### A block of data
________________________________________

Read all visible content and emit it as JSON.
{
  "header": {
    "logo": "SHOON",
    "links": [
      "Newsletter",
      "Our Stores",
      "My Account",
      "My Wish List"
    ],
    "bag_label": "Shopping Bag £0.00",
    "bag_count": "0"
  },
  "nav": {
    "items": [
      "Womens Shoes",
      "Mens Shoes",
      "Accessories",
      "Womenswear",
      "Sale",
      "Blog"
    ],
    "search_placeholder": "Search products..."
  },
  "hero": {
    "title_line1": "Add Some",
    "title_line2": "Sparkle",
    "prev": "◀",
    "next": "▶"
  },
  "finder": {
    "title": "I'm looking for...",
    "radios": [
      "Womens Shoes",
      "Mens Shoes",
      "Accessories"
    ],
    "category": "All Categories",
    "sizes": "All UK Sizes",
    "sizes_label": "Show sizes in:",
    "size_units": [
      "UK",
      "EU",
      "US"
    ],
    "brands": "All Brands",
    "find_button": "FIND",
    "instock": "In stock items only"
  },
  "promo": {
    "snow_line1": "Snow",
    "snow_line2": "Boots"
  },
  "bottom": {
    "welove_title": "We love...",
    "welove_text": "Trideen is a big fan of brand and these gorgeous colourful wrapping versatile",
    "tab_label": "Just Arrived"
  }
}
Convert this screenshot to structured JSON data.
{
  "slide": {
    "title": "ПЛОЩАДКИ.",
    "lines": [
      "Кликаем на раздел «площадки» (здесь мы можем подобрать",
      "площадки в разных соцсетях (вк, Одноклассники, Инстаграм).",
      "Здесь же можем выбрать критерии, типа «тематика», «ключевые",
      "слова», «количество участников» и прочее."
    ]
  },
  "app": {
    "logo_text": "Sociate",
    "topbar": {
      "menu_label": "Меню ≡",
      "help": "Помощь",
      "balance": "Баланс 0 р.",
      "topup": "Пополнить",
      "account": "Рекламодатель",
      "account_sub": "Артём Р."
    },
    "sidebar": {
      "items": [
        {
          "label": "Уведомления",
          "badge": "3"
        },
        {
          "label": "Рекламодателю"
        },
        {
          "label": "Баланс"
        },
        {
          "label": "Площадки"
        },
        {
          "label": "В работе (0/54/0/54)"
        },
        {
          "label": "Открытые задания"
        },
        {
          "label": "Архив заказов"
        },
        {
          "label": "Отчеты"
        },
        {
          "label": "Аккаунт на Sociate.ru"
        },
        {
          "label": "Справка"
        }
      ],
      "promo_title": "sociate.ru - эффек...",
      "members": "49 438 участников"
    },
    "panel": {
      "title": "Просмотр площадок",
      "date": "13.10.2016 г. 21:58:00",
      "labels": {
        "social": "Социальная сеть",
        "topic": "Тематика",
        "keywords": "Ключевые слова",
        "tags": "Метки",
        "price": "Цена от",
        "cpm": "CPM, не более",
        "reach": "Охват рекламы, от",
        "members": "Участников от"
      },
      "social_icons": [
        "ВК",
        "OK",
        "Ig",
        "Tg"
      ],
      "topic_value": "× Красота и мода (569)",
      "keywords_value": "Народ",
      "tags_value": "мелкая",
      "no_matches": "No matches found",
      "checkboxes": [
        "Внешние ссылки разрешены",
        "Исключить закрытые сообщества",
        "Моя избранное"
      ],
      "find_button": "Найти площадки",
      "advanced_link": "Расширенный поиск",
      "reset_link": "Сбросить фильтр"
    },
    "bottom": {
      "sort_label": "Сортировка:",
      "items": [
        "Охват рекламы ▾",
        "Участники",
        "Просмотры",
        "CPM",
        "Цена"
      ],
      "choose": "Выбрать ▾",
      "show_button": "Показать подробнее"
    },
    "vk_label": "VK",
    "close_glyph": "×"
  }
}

________________________________________

Make a verbatim copy of every entry shown above.

Read all visible content and emit it as JSON.
{
  "header": {
    "logo": "SHOON",
    "links": [
      "Newsletter",
      "Our Stores",
      "My Account",
      "My Wish List"
    ],
    "bag_label": "Shopping Bag £0.00",
    "bag_count": "0"
  },
  "nav": {
    "items": [
      "Womens Shoes",
      "Mens Shoes",
      "Accessories",
      "Womenswear",
      "Sale",
      "Blog"
    ],
    "search_placeholder": "Search products..."
  },
  "hero": {
    "title_line1": "Add Some",
    "title_line2": "Sparkle",
    "prev": "◀",
    "next": "▶"
  },
  "finder": {
    "title": "I'm looking for...",
    "radios": [
      "Womens Shoes",
      "Mens Shoes",
      "Accessories"
    ],
    "category": "All Categories",
    "sizes": "All UK Sizes",
    "sizes_label": "Show sizes in:",
    "size_units": [
      "UK",
      "EU",
      "US"
    ],
    "brands": "All Brands",
    "find_button": "FIND",
    "instock": "In stock items only"
  },
  "promo": {
    "snow_line1": "Snow",
    "snow_line2": "Boots"
  },
  "bottom": {
    "welove_title": "We love...",
    "welove_text": "Trideen is a big fan of brand and these gorgeous colourful wrapping versatile",
    "tab_label": "Just Arrived"
  }
}
Convert this screenshot to structured JSON data.
{
  "slide": {
    "title": "ПЛОЩАДКИ.",
    "lines": [
      "Кликаем на раздел «площадки» (здесь мы можем подобрать",
      "площадки в разных соцсетях (вк, Одноклассники, Инстаграм).",
      "Здесь же можем выбрать критерии, типа «тематика», «ключевые",
      "слова», «количество участников» и прочее."
    ]
  },
  "app": {
    "logo_text": "Sociate",
    "topbar": {
      "menu_label": "Меню ≡",
      "help": "Помощь",
      "balance": "Баланс 0 р.",
      "topup": "Пополнить",
      "account": "Рекламодатель",
      "account_sub": "Артём Р."
    },
    "sidebar": {
      "items": [
        {
          "label": "Уведомления",
          "badge": "3"
        },
        {
          "label": "Рекламодателю"
        },
        {
          "label": "Баланс"
        },
        {
          "label": "Площадки"
        },
        {
          "label": "В работе (0/54/0/54)"
        },
        {
          "label": "Открытые задания"
        },
        {
          "label": "Архив заказов"
        },
        {
          "label": "Отчеты"
        },
        {
          "label": "Аккаунт на Sociate.ru"
        },
        {
          "label": "Справка"
        }
      ],
      "promo_title": "sociate.ru - эффек...",
      "members": "49 438 участников"
    },
    "panel": {
      "title": "Просмотр площадок",
      "date": "13.10.2016 г. 21:58:00",
      "labels": {
        "social": "Социальная сеть",
        "topic": "Тематика",
        "keywords": "Ключевые слова",
        "tags": "Метки",
        "price": "Цена от",
        "cpm": "CPM, не более",
        "reach": "Охват рекламы, от",
        "members": "Участников от"
      },
      "social_icons": [
        "ВК",
        "OK",
        "Ig",
        "Tg"
      ],
      "topic_value": "× Красота и мода (569)",
      "keywords_value": "Народ",
      "tags_value": "мелкая",
      "no_matches": "No matches found",
      "checkboxes": [
        "Внешние ссылки разрешены",
        "Исключить закрытые сообщества",
        "Моя избранное"
      ],
      "find_button": "Найти площадки",
      "advanced_link": "Расширенный поиск",
      "reset_link": "Сбросить фильтр"
    },
    "bottom": {
      "sort_label": "Сортировка:",
      "items": [
        "Охват рекламы ▾",
        "Участники",
        "Просмотры",
        "CPM",
        "Цена"
      ],
      "choose": "Выбрать ▾",
      "show_button": "Показать подробнее"
    },
    "vk_label": "VK",
    "close_glyph": "×"
  }
}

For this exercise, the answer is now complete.